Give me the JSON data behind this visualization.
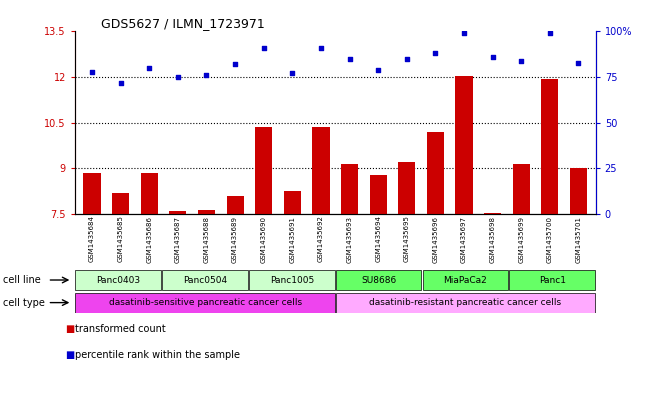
{
  "title": "GDS5627 / ILMN_1723971",
  "samples": [
    "GSM1435684",
    "GSM1435685",
    "GSM1435686",
    "GSM1435687",
    "GSM1435688",
    "GSM1435689",
    "GSM1435690",
    "GSM1435691",
    "GSM1435692",
    "GSM1435693",
    "GSM1435694",
    "GSM1435695",
    "GSM1435696",
    "GSM1435697",
    "GSM1435698",
    "GSM1435699",
    "GSM1435700",
    "GSM1435701"
  ],
  "bar_values": [
    8.85,
    8.2,
    8.85,
    7.6,
    7.65,
    8.1,
    10.35,
    8.25,
    10.35,
    9.15,
    8.8,
    9.2,
    10.2,
    12.05,
    7.55,
    9.15,
    11.95,
    9.0
  ],
  "dot_values": [
    78,
    72,
    80,
    75,
    76,
    82,
    91,
    77,
    91,
    85,
    79,
    85,
    88,
    99,
    86,
    84,
    99,
    83
  ],
  "bar_color": "#cc0000",
  "dot_color": "#0000cc",
  "ylim_left": [
    7.5,
    13.5
  ],
  "ylim_right": [
    0,
    100
  ],
  "yticks_left": [
    7.5,
    9.0,
    10.5,
    12.0,
    13.5
  ],
  "ytick_labels_left": [
    "7.5",
    "9",
    "10.5",
    "12",
    "13.5"
  ],
  "yticks_right": [
    0,
    25,
    50,
    75,
    100
  ],
  "ytick_labels_right": [
    "0",
    "25",
    "50",
    "75",
    "100%"
  ],
  "hlines": [
    9.0,
    10.5,
    12.0
  ],
  "cell_lines": [
    {
      "label": "Panc0403",
      "start": 0,
      "end": 3,
      "color": "#ccffcc"
    },
    {
      "label": "Panc0504",
      "start": 3,
      "end": 6,
      "color": "#ccffcc"
    },
    {
      "label": "Panc1005",
      "start": 6,
      "end": 9,
      "color": "#ccffcc"
    },
    {
      "label": "SU8686",
      "start": 9,
      "end": 12,
      "color": "#66ff66"
    },
    {
      "label": "MiaPaCa2",
      "start": 12,
      "end": 15,
      "color": "#66ff66"
    },
    {
      "label": "Panc1",
      "start": 15,
      "end": 18,
      "color": "#66ff66"
    }
  ],
  "cell_types": [
    {
      "label": "dasatinib-sensitive pancreatic cancer cells",
      "start": 0,
      "end": 9,
      "color": "#ee44ee"
    },
    {
      "label": "dasatinib-resistant pancreatic cancer cells",
      "start": 9,
      "end": 18,
      "color": "#ffaaff"
    }
  ],
  "legend_items": [
    {
      "color": "#cc0000",
      "label": "transformed count"
    },
    {
      "color": "#0000cc",
      "label": "percentile rank within the sample"
    }
  ],
  "cell_line_row_label": "cell line",
  "cell_type_row_label": "cell type",
  "bg_color": "#d3d3d3",
  "fig_width": 6.51,
  "fig_height": 3.93,
  "dpi": 100
}
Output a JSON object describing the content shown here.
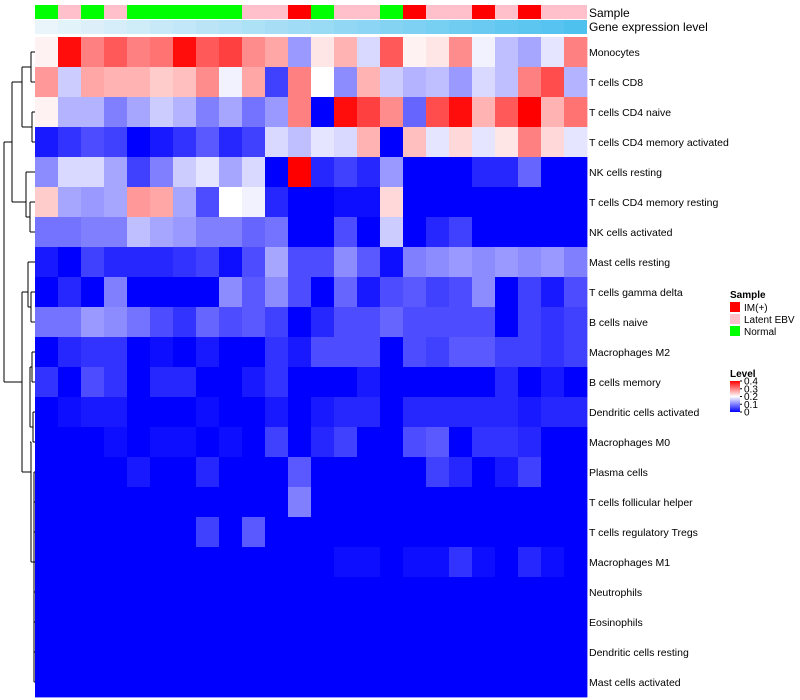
{
  "chart_data": {
    "type": "heatmap",
    "tracks": {
      "sample_label": "Sample",
      "expression_label": "Gene expression level"
    },
    "columns": 24,
    "sample_groups": [
      "Normal",
      "Latent EBV",
      "Normal",
      "Latent EBV",
      "Normal",
      "Normal",
      "Normal",
      "Normal",
      "Normal",
      "Latent EBV",
      "Latent EBV",
      "IM(+)",
      "Normal",
      "Latent EBV",
      "Latent EBV",
      "Normal",
      "IM(+)",
      "Latent EBV",
      "Latent EBV",
      "IM(+)",
      "Latent EBV",
      "IM(+)",
      "Latent EBV",
      "Latent EBV"
    ],
    "sample_colors": {
      "IM(+)": "#ff0000",
      "Latent EBV": "#ffc0cb",
      "Normal": "#00ff00"
    },
    "rows": [
      "Monocytes",
      "T cells CD8",
      "T cells CD4 naive",
      "T cells CD4 memory activated",
      "NK cells resting",
      "T cells CD4 memory resting",
      "NK cells activated",
      "Mast cells resting",
      "T cells gamma delta",
      "B cells naive",
      "Macrophages M2",
      "B cells memory",
      "Dendritic cells activated",
      "Macrophages M0",
      "Plasma cells",
      "T cells follicular helper",
      "T cells regulatory  Tregs",
      "Macrophages M1",
      "Neutrophils",
      "Eosinophils",
      "Dendritic cells resting",
      "Mast cells activated"
    ],
    "values": [
      [
        0.21,
        0.39,
        0.3,
        0.33,
        0.3,
        0.31,
        0.39,
        0.33,
        0.35,
        0.29,
        0.27,
        0.12,
        0.22,
        0.26,
        0.17,
        0.33,
        0.21,
        0.22,
        0.29,
        0.19,
        0.15,
        0.13,
        0.18,
        0.3
      ],
      [
        0.28,
        0.16,
        0.27,
        0.26,
        0.26,
        0.24,
        0.25,
        0.29,
        0.19,
        0.27,
        0.05,
        0.3,
        0.2,
        0.11,
        0.26,
        0.16,
        0.14,
        0.15,
        0.12,
        0.17,
        0.15,
        0.3,
        0.34,
        0.14
      ],
      [
        0.21,
        0.14,
        0.14,
        0.1,
        0.13,
        0.16,
        0.14,
        0.1,
        0.13,
        0.09,
        0.12,
        0.3,
        0.0,
        0.39,
        0.35,
        0.29,
        0.08,
        0.34,
        0.39,
        0.26,
        0.33,
        0.4,
        0.26,
        0.31
      ],
      [
        0.02,
        0.04,
        0.06,
        0.05,
        0.0,
        0.02,
        0.04,
        0.07,
        0.03,
        0.05,
        0.17,
        0.15,
        0.18,
        0.17,
        0.26,
        0.0,
        0.25,
        0.18,
        0.23,
        0.18,
        0.22,
        0.3,
        0.23,
        0.18
      ],
      [
        0.11,
        0.17,
        0.17,
        0.13,
        0.05,
        0.1,
        0.16,
        0.18,
        0.13,
        0.17,
        0.0,
        0.4,
        0.03,
        0.05,
        0.03,
        0.12,
        0.0,
        0.0,
        0.0,
        0.03,
        0.03,
        0.08,
        0.0,
        0.0
      ],
      [
        0.24,
        0.13,
        0.12,
        0.13,
        0.28,
        0.27,
        0.13,
        0.06,
        0.2,
        0.19,
        0.03,
        0.0,
        0.0,
        0.01,
        0.01,
        0.23,
        0.0,
        0.0,
        0.0,
        0.0,
        0.0,
        0.0,
        0.0,
        0.0
      ],
      [
        0.09,
        0.09,
        0.1,
        0.1,
        0.15,
        0.13,
        0.12,
        0.1,
        0.1,
        0.08,
        0.09,
        0.0,
        0.0,
        0.06,
        0.0,
        0.16,
        0.0,
        0.03,
        0.05,
        0.0,
        0.0,
        0.0,
        0.0,
        0.0
      ],
      [
        0.02,
        0.0,
        0.05,
        0.03,
        0.03,
        0.03,
        0.04,
        0.05,
        0.01,
        0.06,
        0.13,
        0.06,
        0.06,
        0.11,
        0.07,
        0.01,
        0.1,
        0.11,
        0.12,
        0.11,
        0.12,
        0.11,
        0.12,
        0.1
      ],
      [
        0.0,
        0.03,
        0.0,
        0.1,
        0.0,
        0.0,
        0.0,
        0.0,
        0.11,
        0.07,
        0.11,
        0.06,
        0.0,
        0.08,
        0.02,
        0.06,
        0.07,
        0.05,
        0.06,
        0.11,
        0.0,
        0.05,
        0.02,
        0.06
      ],
      [
        0.09,
        0.09,
        0.12,
        0.11,
        0.09,
        0.06,
        0.04,
        0.08,
        0.06,
        0.07,
        0.05,
        0.0,
        0.03,
        0.06,
        0.06,
        0.08,
        0.06,
        0.06,
        0.06,
        0.06,
        0.0,
        0.05,
        0.04,
        0.05
      ],
      [
        0.0,
        0.03,
        0.04,
        0.04,
        0.0,
        0.01,
        0.0,
        0.02,
        0.0,
        0.0,
        0.04,
        0.02,
        0.06,
        0.06,
        0.06,
        0.0,
        0.06,
        0.05,
        0.07,
        0.07,
        0.05,
        0.05,
        0.04,
        0.05
      ],
      [
        0.04,
        0.0,
        0.06,
        0.04,
        0.0,
        0.03,
        0.03,
        0.0,
        0.0,
        0.02,
        0.04,
        0.0,
        0.0,
        0.0,
        0.02,
        0.0,
        0.0,
        0.0,
        0.0,
        0.0,
        0.03,
        0.0,
        0.02,
        0.0
      ],
      [
        0.0,
        0.01,
        0.02,
        0.02,
        0.0,
        0.0,
        0.0,
        0.01,
        0.0,
        0.0,
        0.02,
        0.0,
        0.02,
        0.03,
        0.03,
        0.0,
        0.03,
        0.03,
        0.03,
        0.03,
        0.03,
        0.02,
        0.03,
        0.03
      ],
      [
        0.0,
        0.0,
        0.0,
        0.01,
        0.0,
        0.01,
        0.01,
        0.0,
        0.01,
        0.0,
        0.05,
        0.0,
        0.03,
        0.05,
        0.0,
        0.0,
        0.06,
        0.07,
        0.0,
        0.04,
        0.04,
        0.03,
        0.0,
        0.0
      ],
      [
        0.0,
        0.0,
        0.0,
        0.0,
        0.02,
        0.0,
        0.0,
        0.03,
        0.0,
        0.0,
        0.0,
        0.07,
        0.0,
        0.0,
        0.0,
        0.0,
        0.0,
        0.05,
        0.03,
        0.0,
        0.02,
        0.05,
        0.0,
        0.0
      ],
      [
        0.0,
        0.0,
        0.0,
        0.0,
        0.0,
        0.0,
        0.0,
        0.0,
        0.0,
        0.0,
        0.0,
        0.1,
        0.0,
        0.0,
        0.0,
        0.0,
        0.0,
        0.0,
        0.0,
        0.0,
        0.0,
        0.0,
        0.0,
        0.0
      ],
      [
        0.0,
        0.0,
        0.0,
        0.0,
        0.0,
        0.0,
        0.0,
        0.05,
        0.0,
        0.07,
        0.0,
        0.0,
        0.0,
        0.0,
        0.0,
        0.0,
        0.0,
        0.0,
        0.0,
        0.0,
        0.0,
        0.0,
        0.0,
        0.0
      ],
      [
        0.0,
        0.0,
        0.0,
        0.0,
        0.0,
        0.0,
        0.0,
        0.0,
        0.0,
        0.0,
        0.0,
        0.0,
        0.0,
        0.01,
        0.01,
        0.0,
        0.01,
        0.01,
        0.04,
        0.01,
        0.0,
        0.03,
        0.01,
        0.0
      ],
      [
        0.0,
        0.0,
        0.0,
        0.0,
        0.0,
        0.0,
        0.0,
        0.0,
        0.0,
        0.0,
        0.0,
        0.0,
        0.0,
        0.0,
        0.0,
        0.0,
        0.0,
        0.0,
        0.0,
        0.0,
        0.0,
        0.0,
        0.0,
        0.0
      ],
      [
        0.0,
        0.0,
        0.0,
        0.0,
        0.0,
        0.0,
        0.0,
        0.0,
        0.0,
        0.0,
        0.0,
        0.0,
        0.0,
        0.0,
        0.0,
        0.0,
        0.0,
        0.0,
        0.0,
        0.0,
        0.0,
        0.0,
        0.0,
        0.0
      ],
      [
        0.0,
        0.0,
        0.0,
        0.0,
        0.0,
        0.0,
        0.0,
        0.0,
        0.0,
        0.0,
        0.0,
        0.0,
        0.0,
        0.0,
        0.0,
        0.0,
        0.0,
        0.0,
        0.0,
        0.0,
        0.0,
        0.0,
        0.0,
        0.0
      ],
      [
        0.0,
        0.0,
        0.0,
        0.0,
        0.0,
        0.0,
        0.0,
        0.0,
        0.0,
        0.0,
        0.0,
        0.0,
        0.0,
        0.0,
        0.0,
        0.0,
        0.0,
        0.0,
        0.0,
        0.0,
        0.0,
        0.0,
        0.0,
        0.0
      ]
    ],
    "color_scale": {
      "low": "#0000ff",
      "mid": "#ffffff",
      "high": "#ff0000",
      "min": 0,
      "mid_value": 0.2,
      "max": 0.4
    },
    "expression_gradient": {
      "low": "#eaf5fb",
      "high": "#4fc1ef"
    },
    "legend": {
      "sample_title": "Sample",
      "sample_entries": [
        "IM(+)",
        "Latent EBV",
        "Normal"
      ],
      "level_title": "Level",
      "level_ticks": [
        "0.4",
        "0.3",
        "0.2",
        "0.1",
        "0"
      ]
    }
  }
}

···

§ **WORK REQUIRED**
Report every line in the data above in which the word "memory" appears.

§ **FINISHED EXERCISE**
      "T cells CD4 memory activated",
      "T cells CD4 memory resting",
      "B cells memory",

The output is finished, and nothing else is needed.